* _What is being asked_: Write out the records below word for word, please.

* _Information shown_:
-- -- --

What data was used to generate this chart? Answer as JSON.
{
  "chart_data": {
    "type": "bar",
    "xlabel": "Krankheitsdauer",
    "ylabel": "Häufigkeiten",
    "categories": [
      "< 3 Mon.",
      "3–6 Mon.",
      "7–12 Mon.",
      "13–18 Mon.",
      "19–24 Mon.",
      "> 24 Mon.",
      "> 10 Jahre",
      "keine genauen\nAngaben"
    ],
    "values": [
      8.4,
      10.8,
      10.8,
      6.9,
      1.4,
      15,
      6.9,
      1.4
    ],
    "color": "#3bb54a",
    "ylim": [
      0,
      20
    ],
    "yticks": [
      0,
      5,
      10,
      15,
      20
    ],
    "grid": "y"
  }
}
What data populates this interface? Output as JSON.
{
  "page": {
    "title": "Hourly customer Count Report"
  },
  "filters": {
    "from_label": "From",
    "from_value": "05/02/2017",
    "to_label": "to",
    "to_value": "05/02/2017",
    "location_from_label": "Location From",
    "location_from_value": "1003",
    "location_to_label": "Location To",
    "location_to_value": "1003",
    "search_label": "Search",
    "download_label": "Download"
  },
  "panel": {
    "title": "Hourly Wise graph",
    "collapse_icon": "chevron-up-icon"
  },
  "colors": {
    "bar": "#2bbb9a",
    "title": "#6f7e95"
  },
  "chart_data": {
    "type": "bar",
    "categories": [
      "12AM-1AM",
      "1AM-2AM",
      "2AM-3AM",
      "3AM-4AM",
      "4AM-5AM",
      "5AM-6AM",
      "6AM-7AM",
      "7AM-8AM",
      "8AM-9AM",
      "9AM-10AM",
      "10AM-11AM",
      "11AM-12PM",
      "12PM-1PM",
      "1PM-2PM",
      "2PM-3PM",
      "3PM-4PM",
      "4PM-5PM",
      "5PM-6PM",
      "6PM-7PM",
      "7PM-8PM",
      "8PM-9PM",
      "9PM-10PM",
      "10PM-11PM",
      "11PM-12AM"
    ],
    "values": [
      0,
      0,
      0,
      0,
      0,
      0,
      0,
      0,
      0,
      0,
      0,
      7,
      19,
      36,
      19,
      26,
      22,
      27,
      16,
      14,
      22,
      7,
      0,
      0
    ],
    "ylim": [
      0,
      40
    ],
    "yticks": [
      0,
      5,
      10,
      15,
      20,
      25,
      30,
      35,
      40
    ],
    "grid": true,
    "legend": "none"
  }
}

-- -- --

* _Correct response_:
What data was used to generate this chart? Answer as JSON.
{
  "chart_data": {
    "type": "bar",
    "xlabel": "Krankheitsdauer",
    "ylabel": "Häufigkeiten",
    "categories": [
      "< 3 Mon.",
      "3–6 Mon.",
      "7–12 Mon.",
      "13–18 Mon.",
      "19–24 Mon.",
      "> 24 Mon.",
      "> 10 Jahre",
      "keine genauen\nAngaben"
    ],
    "values": [
      8.4,
      10.8,
      10.8,
      6.9,
      1.4,
      15,
      6.9,
      1.4
    ],
    "color": "#3bb54a",
    "ylim": [
      0,
      20
    ],
    "yticks": [
      0,
      5,
      10,
      15,
      20
    ],
    "grid": "y"
  }
}
What data populates this interface? Output as JSON.
{
  "page": {
    "title": "Hourly customer Count Report"
  },
  "filters": {
    "from_label": "From",
    "from_value": "05/02/2017",
    "to_label": "to",
    "to_value": "05/02/2017",
    "location_from_label": "Location From",
    "location_from_value": "1003",
    "location_to_label": "Location To",
    "location_to_value": "1003",
    "search_label": "Search",
    "download_label": "Download"
  },
  "panel": {
    "title": "Hourly Wise graph",
    "collapse_icon": "chevron-up-icon"
  },
  "colors": {
    "bar": "#2bbb9a",
    "title": "#6f7e95"
  },
  "chart_data": {
    "type": "bar",
    "categories": [
      "12AM-1AM",
      "1AM-2AM",
      "2AM-3AM",
      "3AM-4AM",
      "4AM-5AM",
      "5AM-6AM",
      "6AM-7AM",
      "7AM-8AM",
      "8AM-9AM",
      "9AM-10AM",
      "10AM-11AM",
      "11AM-12PM",
      "12PM-1PM",
      "1PM-2PM",
      "2PM-3PM",
      "3PM-4PM",
      "4PM-5PM",
      "5PM-6PM",
      "6PM-7PM",
      "7PM-8PM",
      "8PM-9PM",
      "9PM-10PM",
      "10PM-11PM",
      "11PM-12AM"
    ],
    "values": [
      0,
      0,
      0,
      0,
      0,
      0,
      0,
      0,
      0,
      0,
      0,
      7,
      19,
      36,
      19,
      26,
      22,
      27,
      16,
      14,
      22,
      7,
      0,
      0
    ],
    "ylim": [
      0,
      40
    ],
    "yticks": [
      0,
      5,
      10,
      15,
      20,
      25,
      30,
      35,
      40
    ],
    "grid": true,
    "legend": "none"
  }
}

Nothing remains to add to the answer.